> _PROBLEM TO SOLVE_
Print the items below word for word, starting at the very first one and ending at the line that contains "countdown-timer-icon: 3 [619,592,662,639]", with both of those lines included.

> _RECORD EXTRACTS_
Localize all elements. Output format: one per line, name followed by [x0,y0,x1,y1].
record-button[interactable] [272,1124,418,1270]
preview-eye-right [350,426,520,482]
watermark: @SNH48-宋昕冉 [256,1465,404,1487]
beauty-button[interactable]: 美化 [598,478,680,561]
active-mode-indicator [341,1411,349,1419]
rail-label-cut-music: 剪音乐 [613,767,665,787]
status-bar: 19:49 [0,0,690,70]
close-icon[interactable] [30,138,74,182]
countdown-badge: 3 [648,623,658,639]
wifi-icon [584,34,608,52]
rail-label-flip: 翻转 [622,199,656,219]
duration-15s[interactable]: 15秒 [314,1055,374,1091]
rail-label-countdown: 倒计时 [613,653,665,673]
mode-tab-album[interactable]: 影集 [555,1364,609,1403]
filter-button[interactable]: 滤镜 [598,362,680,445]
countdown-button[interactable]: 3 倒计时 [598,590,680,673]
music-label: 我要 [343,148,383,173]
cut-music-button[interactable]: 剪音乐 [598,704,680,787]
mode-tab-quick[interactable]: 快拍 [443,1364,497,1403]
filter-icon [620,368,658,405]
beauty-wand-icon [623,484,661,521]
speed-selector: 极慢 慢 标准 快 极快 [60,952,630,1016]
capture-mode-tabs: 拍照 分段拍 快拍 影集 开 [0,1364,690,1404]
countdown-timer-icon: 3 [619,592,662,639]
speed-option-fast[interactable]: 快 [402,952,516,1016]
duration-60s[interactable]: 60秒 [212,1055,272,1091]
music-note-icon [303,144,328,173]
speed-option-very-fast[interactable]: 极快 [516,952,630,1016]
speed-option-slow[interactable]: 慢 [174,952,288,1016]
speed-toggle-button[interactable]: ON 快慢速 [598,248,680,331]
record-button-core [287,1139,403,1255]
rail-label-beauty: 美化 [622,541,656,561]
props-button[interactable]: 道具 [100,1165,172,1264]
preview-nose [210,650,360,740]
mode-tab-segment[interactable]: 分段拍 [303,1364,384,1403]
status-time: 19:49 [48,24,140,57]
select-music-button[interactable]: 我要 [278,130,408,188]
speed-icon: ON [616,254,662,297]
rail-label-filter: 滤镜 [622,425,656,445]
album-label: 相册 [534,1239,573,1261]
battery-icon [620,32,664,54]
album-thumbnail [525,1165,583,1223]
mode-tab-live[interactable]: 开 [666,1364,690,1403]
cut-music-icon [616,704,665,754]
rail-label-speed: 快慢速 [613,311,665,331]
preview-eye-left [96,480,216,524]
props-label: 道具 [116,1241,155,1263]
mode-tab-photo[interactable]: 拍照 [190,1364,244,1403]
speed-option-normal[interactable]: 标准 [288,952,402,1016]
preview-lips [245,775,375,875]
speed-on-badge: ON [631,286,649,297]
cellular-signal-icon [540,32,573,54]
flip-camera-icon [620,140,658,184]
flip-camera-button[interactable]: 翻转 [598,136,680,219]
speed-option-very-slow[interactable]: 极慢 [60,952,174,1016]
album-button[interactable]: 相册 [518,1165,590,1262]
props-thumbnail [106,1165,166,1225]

> _SOLUTION TO THE PROBLEM_
Localize all elements. Output format: one per line, name followed by [x0,y0,x1,y1].
record-button[interactable] [272,1124,418,1270]
preview-eye-right [350,426,520,482]
watermark: @SNH48-宋昕冉 [256,1465,404,1487]
beauty-button[interactable]: 美化 [598,478,680,561]
active-mode-indicator [341,1411,349,1419]
rail-label-cut-music: 剪音乐 [613,767,665,787]
status-bar: 19:49 [0,0,690,70]
close-icon[interactable] [30,138,74,182]
countdown-badge: 3 [648,623,658,639]
wifi-icon [584,34,608,52]
rail-label-flip: 翻转 [622,199,656,219]
duration-15s[interactable]: 15秒 [314,1055,374,1091]
rail-label-countdown: 倒计时 [613,653,665,673]
mode-tab-album[interactable]: 影集 [555,1364,609,1403]
filter-button[interactable]: 滤镜 [598,362,680,445]
countdown-button[interactable]: 3 倒计时 [598,590,680,673]
music-label: 我要 [343,148,383,173]
cut-music-button[interactable]: 剪音乐 [598,704,680,787]
mode-tab-quick[interactable]: 快拍 [443,1364,497,1403]
filter-icon [620,368,658,405]
beauty-wand-icon [623,484,661,521]
speed-selector: 极慢 慢 标准 快 极快 [60,952,630,1016]
capture-mode-tabs: 拍照 分段拍 快拍 影集 开 [0,1364,690,1404]
countdown-timer-icon: 3 [619,592,662,639]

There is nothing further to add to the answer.